## Data for this task:
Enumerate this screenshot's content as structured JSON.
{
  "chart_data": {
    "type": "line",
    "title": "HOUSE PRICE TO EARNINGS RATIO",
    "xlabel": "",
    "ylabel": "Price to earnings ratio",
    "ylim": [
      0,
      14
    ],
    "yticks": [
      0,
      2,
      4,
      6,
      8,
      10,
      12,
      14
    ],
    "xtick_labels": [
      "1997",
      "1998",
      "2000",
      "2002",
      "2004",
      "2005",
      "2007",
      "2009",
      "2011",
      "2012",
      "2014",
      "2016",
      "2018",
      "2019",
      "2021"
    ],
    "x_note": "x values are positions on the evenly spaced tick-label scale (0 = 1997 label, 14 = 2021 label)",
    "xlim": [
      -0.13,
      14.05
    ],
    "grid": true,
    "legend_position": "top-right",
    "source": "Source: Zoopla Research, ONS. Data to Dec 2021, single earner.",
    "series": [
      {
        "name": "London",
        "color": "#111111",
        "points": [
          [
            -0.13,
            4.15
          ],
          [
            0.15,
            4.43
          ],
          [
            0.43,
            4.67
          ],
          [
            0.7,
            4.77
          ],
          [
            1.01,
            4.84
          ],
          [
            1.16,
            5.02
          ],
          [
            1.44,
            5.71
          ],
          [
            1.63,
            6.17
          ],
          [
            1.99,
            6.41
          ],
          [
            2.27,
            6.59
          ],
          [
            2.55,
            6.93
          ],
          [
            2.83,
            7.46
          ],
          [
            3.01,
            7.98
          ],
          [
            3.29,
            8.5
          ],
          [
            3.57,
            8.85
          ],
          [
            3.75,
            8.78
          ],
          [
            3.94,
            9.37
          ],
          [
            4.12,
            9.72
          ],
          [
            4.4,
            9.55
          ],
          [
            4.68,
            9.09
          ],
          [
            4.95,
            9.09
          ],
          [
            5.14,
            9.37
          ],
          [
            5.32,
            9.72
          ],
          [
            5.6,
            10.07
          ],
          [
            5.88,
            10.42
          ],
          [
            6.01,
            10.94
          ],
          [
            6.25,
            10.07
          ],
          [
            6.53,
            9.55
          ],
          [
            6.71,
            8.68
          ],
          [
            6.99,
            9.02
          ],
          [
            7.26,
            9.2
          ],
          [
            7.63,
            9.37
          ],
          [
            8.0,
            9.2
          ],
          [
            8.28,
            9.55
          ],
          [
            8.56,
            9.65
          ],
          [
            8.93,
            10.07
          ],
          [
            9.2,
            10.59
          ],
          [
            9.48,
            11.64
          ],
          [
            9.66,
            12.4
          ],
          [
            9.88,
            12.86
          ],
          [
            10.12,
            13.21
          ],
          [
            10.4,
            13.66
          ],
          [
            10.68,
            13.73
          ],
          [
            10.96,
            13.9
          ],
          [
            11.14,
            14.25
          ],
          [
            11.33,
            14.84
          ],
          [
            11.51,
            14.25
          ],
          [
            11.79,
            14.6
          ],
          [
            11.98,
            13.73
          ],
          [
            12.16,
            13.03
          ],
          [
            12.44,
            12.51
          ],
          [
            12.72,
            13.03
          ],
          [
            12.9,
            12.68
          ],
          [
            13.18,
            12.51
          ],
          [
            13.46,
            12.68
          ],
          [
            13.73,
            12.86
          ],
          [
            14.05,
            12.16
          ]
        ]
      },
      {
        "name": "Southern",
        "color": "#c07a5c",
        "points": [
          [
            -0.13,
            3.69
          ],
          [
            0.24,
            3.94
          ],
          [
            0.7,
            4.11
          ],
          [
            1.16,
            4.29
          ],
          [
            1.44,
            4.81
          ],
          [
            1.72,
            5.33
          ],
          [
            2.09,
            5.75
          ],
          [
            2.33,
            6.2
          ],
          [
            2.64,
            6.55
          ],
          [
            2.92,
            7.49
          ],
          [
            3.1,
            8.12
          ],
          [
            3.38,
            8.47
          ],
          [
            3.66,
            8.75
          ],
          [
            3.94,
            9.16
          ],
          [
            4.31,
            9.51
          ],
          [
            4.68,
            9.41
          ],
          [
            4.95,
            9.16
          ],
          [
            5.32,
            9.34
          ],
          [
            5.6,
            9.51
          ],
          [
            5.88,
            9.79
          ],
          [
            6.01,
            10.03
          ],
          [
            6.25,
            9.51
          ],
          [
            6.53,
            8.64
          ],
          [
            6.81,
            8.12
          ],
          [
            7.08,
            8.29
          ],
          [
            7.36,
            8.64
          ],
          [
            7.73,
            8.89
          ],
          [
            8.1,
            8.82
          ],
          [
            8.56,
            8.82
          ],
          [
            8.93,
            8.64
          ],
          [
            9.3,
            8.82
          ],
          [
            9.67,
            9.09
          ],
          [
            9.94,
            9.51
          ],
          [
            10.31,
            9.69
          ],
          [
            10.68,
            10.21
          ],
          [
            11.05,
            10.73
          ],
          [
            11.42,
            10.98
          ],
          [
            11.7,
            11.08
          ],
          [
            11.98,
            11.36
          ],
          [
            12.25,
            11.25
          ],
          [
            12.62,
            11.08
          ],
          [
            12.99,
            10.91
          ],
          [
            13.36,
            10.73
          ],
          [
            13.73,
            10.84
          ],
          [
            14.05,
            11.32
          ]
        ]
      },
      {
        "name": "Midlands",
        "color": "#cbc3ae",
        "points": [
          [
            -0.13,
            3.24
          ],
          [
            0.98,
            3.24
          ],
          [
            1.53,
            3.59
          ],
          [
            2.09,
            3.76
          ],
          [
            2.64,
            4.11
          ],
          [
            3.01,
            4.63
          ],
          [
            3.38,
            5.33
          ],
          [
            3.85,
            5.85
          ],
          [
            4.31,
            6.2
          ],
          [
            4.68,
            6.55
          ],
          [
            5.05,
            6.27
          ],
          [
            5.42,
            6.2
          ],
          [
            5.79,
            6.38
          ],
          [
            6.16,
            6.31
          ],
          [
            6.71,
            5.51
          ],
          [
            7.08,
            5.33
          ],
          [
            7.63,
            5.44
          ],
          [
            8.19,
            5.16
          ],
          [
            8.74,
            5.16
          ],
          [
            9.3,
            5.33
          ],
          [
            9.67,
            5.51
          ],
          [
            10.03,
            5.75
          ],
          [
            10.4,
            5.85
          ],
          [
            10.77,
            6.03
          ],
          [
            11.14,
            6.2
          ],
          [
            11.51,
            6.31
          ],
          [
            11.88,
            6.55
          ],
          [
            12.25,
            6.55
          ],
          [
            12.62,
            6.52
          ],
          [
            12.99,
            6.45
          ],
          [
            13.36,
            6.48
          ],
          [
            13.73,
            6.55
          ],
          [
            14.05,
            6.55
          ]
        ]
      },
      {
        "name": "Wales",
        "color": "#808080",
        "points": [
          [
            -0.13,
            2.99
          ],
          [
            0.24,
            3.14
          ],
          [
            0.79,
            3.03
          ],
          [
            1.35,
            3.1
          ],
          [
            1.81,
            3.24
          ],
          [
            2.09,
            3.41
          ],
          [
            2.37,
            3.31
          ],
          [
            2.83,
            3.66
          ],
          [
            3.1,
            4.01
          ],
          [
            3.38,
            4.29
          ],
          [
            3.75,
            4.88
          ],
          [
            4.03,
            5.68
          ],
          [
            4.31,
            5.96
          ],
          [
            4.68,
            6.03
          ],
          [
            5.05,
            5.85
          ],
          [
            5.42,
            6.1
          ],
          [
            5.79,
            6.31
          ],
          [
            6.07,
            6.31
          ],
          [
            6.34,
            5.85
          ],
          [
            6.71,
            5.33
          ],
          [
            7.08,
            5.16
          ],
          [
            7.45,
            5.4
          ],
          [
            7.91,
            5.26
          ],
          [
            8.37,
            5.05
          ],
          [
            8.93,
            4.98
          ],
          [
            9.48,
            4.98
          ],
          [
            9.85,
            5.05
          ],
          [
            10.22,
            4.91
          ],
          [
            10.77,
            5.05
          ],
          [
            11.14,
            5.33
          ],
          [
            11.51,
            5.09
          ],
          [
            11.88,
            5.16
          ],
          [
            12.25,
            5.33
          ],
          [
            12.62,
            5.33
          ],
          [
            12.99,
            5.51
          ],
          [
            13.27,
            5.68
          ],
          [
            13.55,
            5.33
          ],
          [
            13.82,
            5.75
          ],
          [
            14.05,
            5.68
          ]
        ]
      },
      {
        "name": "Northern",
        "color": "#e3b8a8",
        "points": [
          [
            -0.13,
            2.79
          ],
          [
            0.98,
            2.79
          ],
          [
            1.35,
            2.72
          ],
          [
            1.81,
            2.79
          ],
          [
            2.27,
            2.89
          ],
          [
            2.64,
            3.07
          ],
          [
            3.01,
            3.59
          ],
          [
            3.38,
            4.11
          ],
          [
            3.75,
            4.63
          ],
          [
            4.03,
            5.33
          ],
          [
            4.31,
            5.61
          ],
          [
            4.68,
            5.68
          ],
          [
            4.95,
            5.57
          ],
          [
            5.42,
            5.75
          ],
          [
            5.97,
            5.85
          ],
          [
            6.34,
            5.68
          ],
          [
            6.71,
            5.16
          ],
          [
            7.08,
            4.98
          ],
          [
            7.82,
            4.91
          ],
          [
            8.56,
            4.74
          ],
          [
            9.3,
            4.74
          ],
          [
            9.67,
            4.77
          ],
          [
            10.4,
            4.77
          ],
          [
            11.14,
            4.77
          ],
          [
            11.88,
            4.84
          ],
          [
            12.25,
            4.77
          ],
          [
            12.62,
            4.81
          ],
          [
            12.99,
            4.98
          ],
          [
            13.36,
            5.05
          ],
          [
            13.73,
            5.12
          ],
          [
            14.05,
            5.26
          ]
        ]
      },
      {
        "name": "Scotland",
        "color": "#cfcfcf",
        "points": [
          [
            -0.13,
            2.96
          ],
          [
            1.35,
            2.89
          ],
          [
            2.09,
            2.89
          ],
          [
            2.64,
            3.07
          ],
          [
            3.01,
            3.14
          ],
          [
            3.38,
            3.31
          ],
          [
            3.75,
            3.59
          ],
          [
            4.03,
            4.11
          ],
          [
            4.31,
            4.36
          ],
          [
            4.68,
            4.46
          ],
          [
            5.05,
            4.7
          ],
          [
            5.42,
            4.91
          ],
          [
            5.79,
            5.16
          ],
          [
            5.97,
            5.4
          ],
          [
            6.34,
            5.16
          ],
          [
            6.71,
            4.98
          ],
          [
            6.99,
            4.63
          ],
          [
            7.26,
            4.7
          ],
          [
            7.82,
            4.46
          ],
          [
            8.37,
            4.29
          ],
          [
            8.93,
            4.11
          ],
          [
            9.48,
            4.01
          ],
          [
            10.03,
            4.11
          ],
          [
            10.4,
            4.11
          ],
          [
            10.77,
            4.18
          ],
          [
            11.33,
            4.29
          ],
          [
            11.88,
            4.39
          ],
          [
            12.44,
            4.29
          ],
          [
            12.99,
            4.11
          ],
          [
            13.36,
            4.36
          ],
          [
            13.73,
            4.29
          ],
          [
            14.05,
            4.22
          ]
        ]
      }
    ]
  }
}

## What to work on:
Looking at the data above, show all lines where the word "color" occurs.

## Final result:
        "color": "#111111",
        "color": "#c07a5c",
        "color": "#cbc3ae",
        "color": "#808080",
        "color": "#e3b8a8",
        "color": "#cfcfcf",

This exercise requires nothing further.